__EXERCISE DESCRIPTION__: From the items below, pull out every line that contains the string "body", matching uppercase and lowercase exactly.

━━━━━ DATA RECORDS

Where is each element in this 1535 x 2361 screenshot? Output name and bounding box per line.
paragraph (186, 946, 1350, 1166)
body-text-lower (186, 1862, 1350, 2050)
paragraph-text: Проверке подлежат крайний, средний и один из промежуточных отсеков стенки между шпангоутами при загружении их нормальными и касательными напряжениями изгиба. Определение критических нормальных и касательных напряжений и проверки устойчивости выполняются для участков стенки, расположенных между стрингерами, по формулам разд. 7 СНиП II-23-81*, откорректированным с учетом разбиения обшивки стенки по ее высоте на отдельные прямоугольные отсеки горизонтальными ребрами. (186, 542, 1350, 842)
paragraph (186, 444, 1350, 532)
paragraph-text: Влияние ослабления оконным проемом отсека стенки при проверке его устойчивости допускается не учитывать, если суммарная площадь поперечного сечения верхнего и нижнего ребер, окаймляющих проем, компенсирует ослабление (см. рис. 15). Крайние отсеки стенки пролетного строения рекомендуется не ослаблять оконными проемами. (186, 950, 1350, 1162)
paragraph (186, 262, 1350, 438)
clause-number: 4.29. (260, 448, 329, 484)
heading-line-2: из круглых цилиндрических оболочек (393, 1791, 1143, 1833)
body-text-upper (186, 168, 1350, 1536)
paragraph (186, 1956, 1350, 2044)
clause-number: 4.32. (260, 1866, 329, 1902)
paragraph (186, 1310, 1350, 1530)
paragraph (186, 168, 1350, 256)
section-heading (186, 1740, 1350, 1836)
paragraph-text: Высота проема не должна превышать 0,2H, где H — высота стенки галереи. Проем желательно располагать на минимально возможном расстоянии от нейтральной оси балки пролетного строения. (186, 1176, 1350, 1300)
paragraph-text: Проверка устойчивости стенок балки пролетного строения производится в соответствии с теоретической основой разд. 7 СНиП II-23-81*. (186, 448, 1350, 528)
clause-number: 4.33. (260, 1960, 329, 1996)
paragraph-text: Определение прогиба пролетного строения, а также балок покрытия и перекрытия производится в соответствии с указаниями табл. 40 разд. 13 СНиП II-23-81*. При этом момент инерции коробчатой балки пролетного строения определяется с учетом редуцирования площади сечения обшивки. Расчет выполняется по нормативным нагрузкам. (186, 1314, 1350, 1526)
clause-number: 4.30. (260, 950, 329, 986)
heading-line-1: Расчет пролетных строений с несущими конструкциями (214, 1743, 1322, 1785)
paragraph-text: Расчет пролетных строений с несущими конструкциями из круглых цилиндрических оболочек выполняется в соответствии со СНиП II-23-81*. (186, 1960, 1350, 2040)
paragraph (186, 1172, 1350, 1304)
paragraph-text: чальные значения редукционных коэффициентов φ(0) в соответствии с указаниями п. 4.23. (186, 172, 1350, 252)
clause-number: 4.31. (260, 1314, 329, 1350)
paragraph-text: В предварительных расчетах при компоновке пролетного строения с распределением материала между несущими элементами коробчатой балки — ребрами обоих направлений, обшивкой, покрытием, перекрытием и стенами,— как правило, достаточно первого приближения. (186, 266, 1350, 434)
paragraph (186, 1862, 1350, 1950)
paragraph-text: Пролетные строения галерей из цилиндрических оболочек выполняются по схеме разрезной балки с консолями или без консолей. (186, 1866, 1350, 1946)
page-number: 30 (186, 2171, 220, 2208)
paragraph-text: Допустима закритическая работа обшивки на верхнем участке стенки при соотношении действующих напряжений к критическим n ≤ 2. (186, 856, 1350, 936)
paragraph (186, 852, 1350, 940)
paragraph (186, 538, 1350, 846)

━━━━━━━━━━

__THE COMPLETED TASK__:
body-text-lower (186, 1862, 1350, 2050)
body-text-upper (186, 168, 1350, 1536)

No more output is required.